WHAT TO DO = Copy nothing but the lines running from the one containing "Transcribe this image's" through the end of the listing below. Drop the pictures.
....................
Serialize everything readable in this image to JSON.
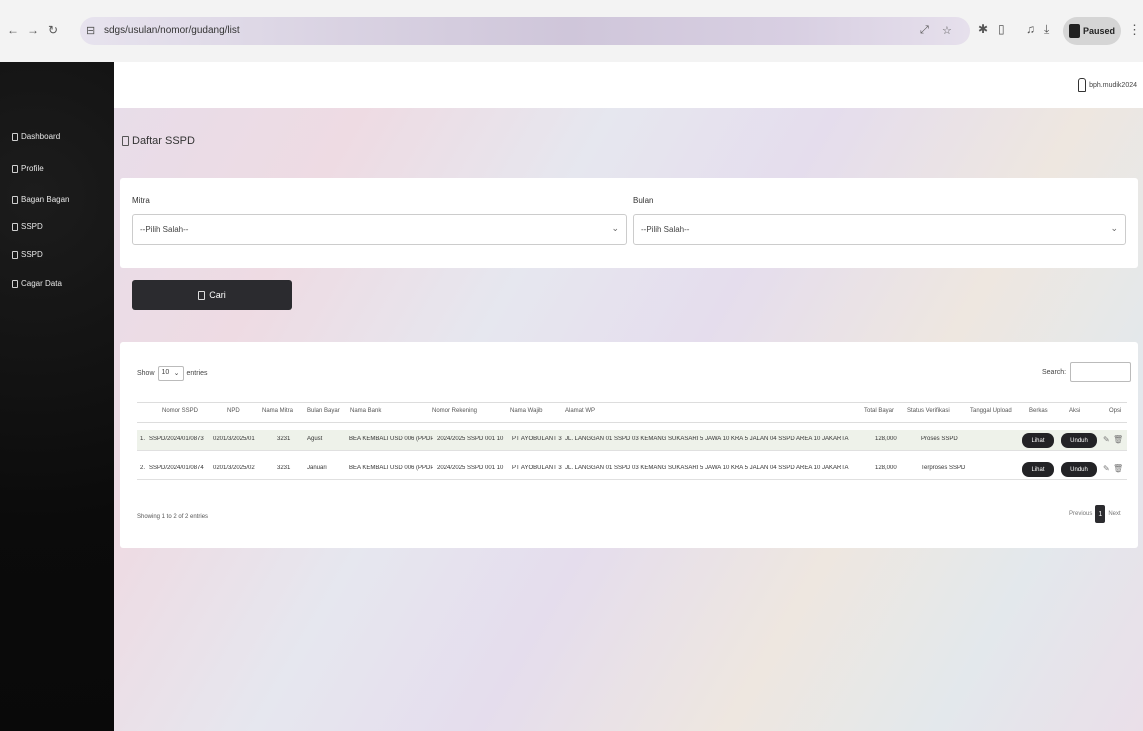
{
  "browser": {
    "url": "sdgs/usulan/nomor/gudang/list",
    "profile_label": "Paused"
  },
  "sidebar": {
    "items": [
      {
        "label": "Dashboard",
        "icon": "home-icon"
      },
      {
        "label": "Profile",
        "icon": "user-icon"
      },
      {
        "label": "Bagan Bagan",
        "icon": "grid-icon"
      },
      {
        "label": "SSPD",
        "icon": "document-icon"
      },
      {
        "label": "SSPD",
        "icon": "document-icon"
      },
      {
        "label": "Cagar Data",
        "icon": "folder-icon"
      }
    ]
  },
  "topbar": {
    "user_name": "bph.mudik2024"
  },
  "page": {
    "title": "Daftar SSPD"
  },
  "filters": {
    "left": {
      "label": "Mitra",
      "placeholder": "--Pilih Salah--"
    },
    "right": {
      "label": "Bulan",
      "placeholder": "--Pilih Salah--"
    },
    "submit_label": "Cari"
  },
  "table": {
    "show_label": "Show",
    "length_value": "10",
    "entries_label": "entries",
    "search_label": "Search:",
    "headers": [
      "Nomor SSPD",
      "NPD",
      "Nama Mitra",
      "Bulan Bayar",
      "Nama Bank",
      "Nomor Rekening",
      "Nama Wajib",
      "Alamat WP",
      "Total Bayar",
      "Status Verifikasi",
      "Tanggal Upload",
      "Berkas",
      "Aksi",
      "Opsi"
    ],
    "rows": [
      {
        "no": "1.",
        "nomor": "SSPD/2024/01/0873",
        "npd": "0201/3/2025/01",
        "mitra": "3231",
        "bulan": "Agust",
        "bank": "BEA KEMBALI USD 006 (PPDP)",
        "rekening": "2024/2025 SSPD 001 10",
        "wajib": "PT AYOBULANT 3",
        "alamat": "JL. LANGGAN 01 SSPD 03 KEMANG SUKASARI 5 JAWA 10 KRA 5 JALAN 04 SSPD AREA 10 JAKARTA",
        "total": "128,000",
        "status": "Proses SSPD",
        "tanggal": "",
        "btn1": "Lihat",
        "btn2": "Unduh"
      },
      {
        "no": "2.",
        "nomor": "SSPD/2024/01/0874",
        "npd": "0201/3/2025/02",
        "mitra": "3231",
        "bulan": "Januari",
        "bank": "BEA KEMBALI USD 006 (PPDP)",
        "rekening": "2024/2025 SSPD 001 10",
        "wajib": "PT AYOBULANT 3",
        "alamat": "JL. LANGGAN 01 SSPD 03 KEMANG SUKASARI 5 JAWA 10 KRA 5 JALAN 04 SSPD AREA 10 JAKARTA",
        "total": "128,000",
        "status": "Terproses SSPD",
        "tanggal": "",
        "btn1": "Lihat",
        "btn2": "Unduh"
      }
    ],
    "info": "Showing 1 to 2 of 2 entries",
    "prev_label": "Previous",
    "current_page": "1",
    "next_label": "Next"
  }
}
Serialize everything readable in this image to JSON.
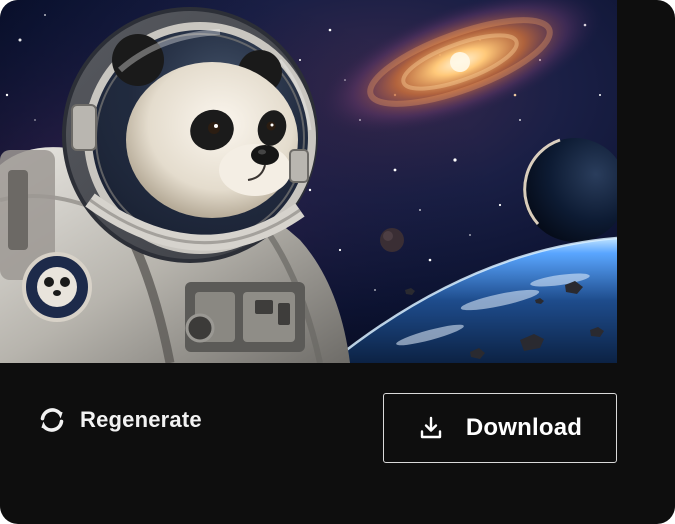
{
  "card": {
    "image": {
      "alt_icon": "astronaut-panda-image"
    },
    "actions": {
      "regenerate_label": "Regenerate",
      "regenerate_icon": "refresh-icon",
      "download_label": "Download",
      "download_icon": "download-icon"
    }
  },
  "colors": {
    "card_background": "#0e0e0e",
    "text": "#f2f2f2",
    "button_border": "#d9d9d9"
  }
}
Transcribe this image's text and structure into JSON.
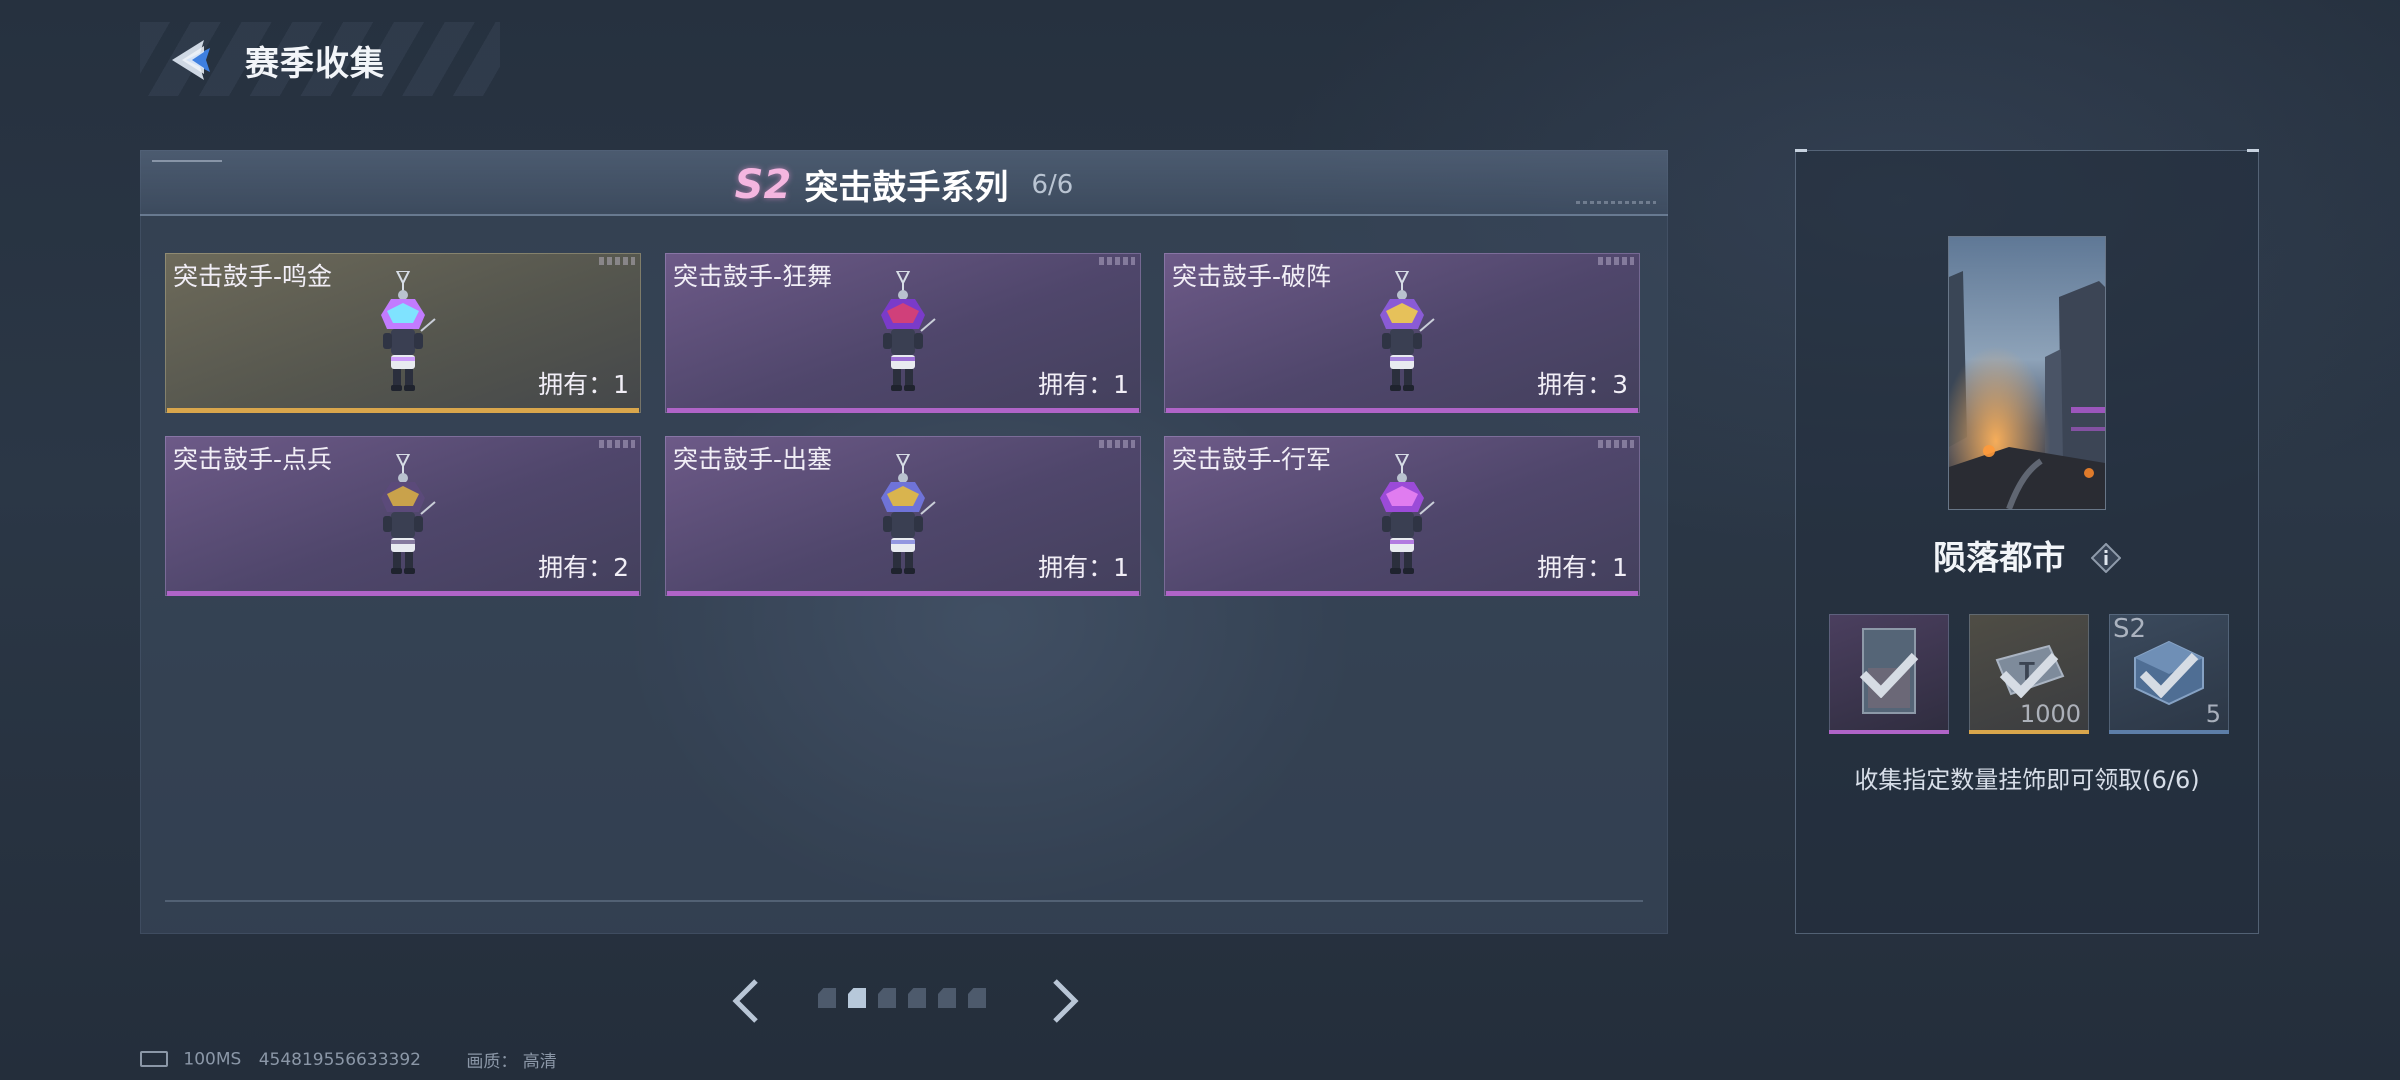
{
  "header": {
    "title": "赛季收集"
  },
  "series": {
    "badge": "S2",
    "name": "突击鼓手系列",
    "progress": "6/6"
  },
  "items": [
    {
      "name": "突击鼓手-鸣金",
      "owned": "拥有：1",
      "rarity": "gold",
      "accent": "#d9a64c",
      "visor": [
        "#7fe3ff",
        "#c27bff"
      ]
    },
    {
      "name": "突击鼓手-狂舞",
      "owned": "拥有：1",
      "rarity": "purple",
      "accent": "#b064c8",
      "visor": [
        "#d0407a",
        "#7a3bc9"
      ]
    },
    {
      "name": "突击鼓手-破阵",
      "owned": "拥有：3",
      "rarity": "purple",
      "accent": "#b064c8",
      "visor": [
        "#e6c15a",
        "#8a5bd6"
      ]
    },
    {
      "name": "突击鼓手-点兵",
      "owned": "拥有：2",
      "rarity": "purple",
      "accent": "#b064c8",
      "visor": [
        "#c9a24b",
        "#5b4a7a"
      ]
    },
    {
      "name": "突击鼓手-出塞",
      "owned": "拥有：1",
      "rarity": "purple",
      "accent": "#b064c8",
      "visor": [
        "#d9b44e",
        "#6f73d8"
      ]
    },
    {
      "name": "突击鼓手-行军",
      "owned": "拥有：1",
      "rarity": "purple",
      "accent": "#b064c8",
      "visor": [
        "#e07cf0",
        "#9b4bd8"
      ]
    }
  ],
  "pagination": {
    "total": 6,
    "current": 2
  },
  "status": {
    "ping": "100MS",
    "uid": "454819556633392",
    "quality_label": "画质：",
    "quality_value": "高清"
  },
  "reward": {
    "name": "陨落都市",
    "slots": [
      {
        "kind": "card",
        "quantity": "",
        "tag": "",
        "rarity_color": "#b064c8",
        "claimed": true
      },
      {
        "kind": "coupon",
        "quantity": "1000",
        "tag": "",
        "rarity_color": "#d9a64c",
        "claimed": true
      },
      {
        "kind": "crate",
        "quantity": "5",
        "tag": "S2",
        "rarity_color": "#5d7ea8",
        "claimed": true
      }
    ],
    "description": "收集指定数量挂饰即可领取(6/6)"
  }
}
....................
FINAL RESULT =
Transcribe this image's text and structure into JSON.
{
  "header": {
    "title": "赛季收集"
  },
  "series": {
    "badge": "S2",
    "name": "突击鼓手系列",
    "progress": "6/6"
  },
  "items": [
    {
      "name": "突击鼓手-鸣金",
      "owned": "拥有：1",
      "rarity": "gold",
      "accent": "#d9a64c",
      "visor": [
        "#7fe3ff",
        "#c27bff"
      ]
    },
    {
      "name": "突击鼓手-狂舞",
      "owned": "拥有：1",
      "rarity": "purple",
      "accent": "#b064c8",
      "visor": [
        "#d0407a",
        "#7a3bc9"
      ]
    },
    {
      "name": "突击鼓手-破阵",
      "owned": "拥有：3",
      "rarity": "purple",
      "accent": "#b064c8",
      "visor": [
        "#e6c15a",
        "#8a5bd6"
      ]
    },
    {
      "name": "突击鼓手-点兵",
      "owned": "拥有：2",
      "rarity": "purple",
      "accent": "#b064c8",
      "visor": [
        "#c9a24b",
        "#5b4a7a"
      ]
    },
    {
      "name": "突击鼓手-出塞",
      "owned": "拥有：1",
      "rarity": "purple",
      "accent": "#b064c8",
      "visor": [
        "#d9b44e",
        "#6f73d8"
      ]
    },
    {
      "name": "突击鼓手-行军",
      "owned": "拥有：1",
      "rarity": "purple",
      "accent": "#b064c8",
      "visor": [
        "#e07cf0",
        "#9b4bd8"
      ]
    }
  ],
  "pagination": {
    "total": 6,
    "current": 2
  },
  "status": {
    "ping": "100MS",
    "uid": "454819556633392",
    "quality_label": "画质：",
    "quality_value": "高清"
  },
  "reward": {
    "name": "陨落都市",
    "slots": [
      {
        "kind": "card",
        "quantity": "",
        "tag": "",
        "rarity_color": "#b064c8",
        "claimed": true
      },
      {
        "kind": "coupon",
        "quantity": "1000",
        "tag": "",
        "rarity_color": "#d9a64c",
        "claimed": true
      },
      {
        "kind": "crate",
        "quantity": "5",
        "tag": "S2",
        "rarity_color": "#5d7ea8",
        "claimed": true
      }
    ],
    "description": "收集指定数量挂饰即可领取(6/6)"
  }
}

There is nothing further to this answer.